**Problem statement:**
Write out the complete material exactly as it stands.

-- START OF Records for processing --

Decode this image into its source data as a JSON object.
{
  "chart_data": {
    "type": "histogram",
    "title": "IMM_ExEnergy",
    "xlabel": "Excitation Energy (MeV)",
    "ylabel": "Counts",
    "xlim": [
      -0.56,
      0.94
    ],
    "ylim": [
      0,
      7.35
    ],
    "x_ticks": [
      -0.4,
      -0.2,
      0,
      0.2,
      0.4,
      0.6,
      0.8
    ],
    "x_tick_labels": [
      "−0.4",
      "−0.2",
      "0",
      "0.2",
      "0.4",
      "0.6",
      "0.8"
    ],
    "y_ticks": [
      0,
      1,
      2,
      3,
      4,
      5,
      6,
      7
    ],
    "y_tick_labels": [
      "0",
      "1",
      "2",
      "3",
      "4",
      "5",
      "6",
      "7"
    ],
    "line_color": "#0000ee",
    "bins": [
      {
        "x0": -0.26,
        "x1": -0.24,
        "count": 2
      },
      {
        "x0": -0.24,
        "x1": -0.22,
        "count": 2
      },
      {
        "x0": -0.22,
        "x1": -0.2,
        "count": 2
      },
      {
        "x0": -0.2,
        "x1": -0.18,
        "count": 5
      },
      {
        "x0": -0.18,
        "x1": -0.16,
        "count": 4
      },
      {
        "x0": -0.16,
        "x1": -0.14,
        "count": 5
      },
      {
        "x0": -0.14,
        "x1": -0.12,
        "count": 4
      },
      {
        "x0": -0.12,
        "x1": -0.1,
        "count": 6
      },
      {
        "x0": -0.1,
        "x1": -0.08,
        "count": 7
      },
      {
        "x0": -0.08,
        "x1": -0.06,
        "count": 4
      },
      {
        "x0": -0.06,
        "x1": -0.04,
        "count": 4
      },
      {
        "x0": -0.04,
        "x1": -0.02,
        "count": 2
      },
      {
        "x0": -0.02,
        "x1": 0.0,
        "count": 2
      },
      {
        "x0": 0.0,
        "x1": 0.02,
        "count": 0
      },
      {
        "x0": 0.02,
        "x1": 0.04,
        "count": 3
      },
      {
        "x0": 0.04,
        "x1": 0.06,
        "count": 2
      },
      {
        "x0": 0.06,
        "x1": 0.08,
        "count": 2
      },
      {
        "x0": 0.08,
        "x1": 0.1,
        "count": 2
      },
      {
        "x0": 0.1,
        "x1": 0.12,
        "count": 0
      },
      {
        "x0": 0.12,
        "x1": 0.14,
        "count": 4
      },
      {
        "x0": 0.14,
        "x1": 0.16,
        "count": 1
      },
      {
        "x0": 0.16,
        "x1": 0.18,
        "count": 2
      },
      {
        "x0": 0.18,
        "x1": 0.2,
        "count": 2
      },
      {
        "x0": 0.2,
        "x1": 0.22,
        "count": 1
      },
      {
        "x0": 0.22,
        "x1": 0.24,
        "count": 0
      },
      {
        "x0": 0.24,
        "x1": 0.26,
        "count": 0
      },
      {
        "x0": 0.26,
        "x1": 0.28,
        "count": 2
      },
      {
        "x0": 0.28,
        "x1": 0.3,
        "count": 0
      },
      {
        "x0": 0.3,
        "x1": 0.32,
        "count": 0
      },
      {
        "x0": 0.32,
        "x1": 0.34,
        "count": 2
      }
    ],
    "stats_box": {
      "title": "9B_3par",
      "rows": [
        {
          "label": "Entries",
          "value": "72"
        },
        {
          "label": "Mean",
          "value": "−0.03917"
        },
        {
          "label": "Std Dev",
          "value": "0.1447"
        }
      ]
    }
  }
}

-- END OF Records for processing --

**Exercise answer:**
Decode this image into its source data as a JSON object.
{
  "chart_data": {
    "type": "histogram",
    "title": "IMM_ExEnergy",
    "xlabel": "Excitation Energy (MeV)",
    "ylabel": "Counts",
    "xlim": [
      -0.56,
      0.94
    ],
    "ylim": [
      0,
      7.35
    ],
    "x_ticks": [
      -0.4,
      -0.2,
      0,
      0.2,
      0.4,
      0.6,
      0.8
    ],
    "x_tick_labels": [
      "−0.4",
      "−0.2",
      "0",
      "0.2",
      "0.4",
      "0.6",
      "0.8"
    ],
    "y_ticks": [
      0,
      1,
      2,
      3,
      4,
      5,
      6,
      7
    ],
    "y_tick_labels": [
      "0",
      "1",
      "2",
      "3",
      "4",
      "5",
      "6",
      "7"
    ],
    "line_color": "#0000ee",
    "bins": [
      {
        "x0": -0.26,
        "x1": -0.24,
        "count": 2
      },
      {
        "x0": -0.24,
        "x1": -0.22,
        "count": 2
      },
      {
        "x0": -0.22,
        "x1": -0.2,
        "count": 2
      },
      {
        "x0": -0.2,
        "x1": -0.18,
        "count": 5
      },
      {
        "x0": -0.18,
        "x1": -0.16,
        "count": 4
      },
      {
        "x0": -0.16,
        "x1": -0.14,
        "count": 5
      },
      {
        "x0": -0.14,
        "x1": -0.12,
        "count": 4
      },
      {
        "x0": -0.12,
        "x1": -0.1,
        "count": 6
      },
      {
        "x0": -0.1,
        "x1": -0.08,
        "count": 7
      },
      {
        "x0": -0.08,
        "x1": -0.06,
        "count": 4
      },
      {
        "x0": -0.06,
        "x1": -0.04,
        "count": 4
      },
      {
        "x0": -0.04,
        "x1": -0.02,
        "count": 2
      },
      {
        "x0": -0.02,
        "x1": 0.0,
        "count": 2
      },
      {
        "x0": 0.0,
        "x1": 0.02,
        "count": 0
      },
      {
        "x0": 0.02,
        "x1": 0.04,
        "count": 3
      },
      {
        "x0": 0.04,
        "x1": 0.06,
        "count": 2
      },
      {
        "x0": 0.06,
        "x1": 0.08,
        "count": 2
      },
      {
        "x0": 0.08,
        "x1": 0.1,
        "count": 2
      },
      {
        "x0": 0.1,
        "x1": 0.12,
        "count": 0
      },
      {
        "x0": 0.12,
        "x1": 0.14,
        "count": 4
      },
      {
        "x0": 0.14,
        "x1": 0.16,
        "count": 1
      },
      {
        "x0": 0.16,
        "x1": 0.18,
        "count": 2
      },
      {
        "x0": 0.18,
        "x1": 0.2,
        "count": 2
      },
      {
        "x0": 0.2,
        "x1": 0.22,
        "count": 1
      },
      {
        "x0": 0.22,
        "x1": 0.24,
        "count": 0
      },
      {
        "x0": 0.24,
        "x1": 0.26,
        "count": 0
      },
      {
        "x0": 0.26,
        "x1": 0.28,
        "count": 2
      },
      {
        "x0": 0.28,
        "x1": 0.3,
        "count": 0
      },
      {
        "x0": 0.3,
        "x1": 0.32,
        "count": 0
      },
      {
        "x0": 0.32,
        "x1": 0.34,
        "count": 2
      }
    ],
    "stats_box": {
      "title": "9B_3par",
      "rows": [
        {
          "label": "Entries",
          "value": "72"
        },
        {
          "label": "Mean",
          "value": "−0.03917"
        },
        {
          "label": "Std Dev",
          "value": "0.1447"
        }
      ]
    }
  }
}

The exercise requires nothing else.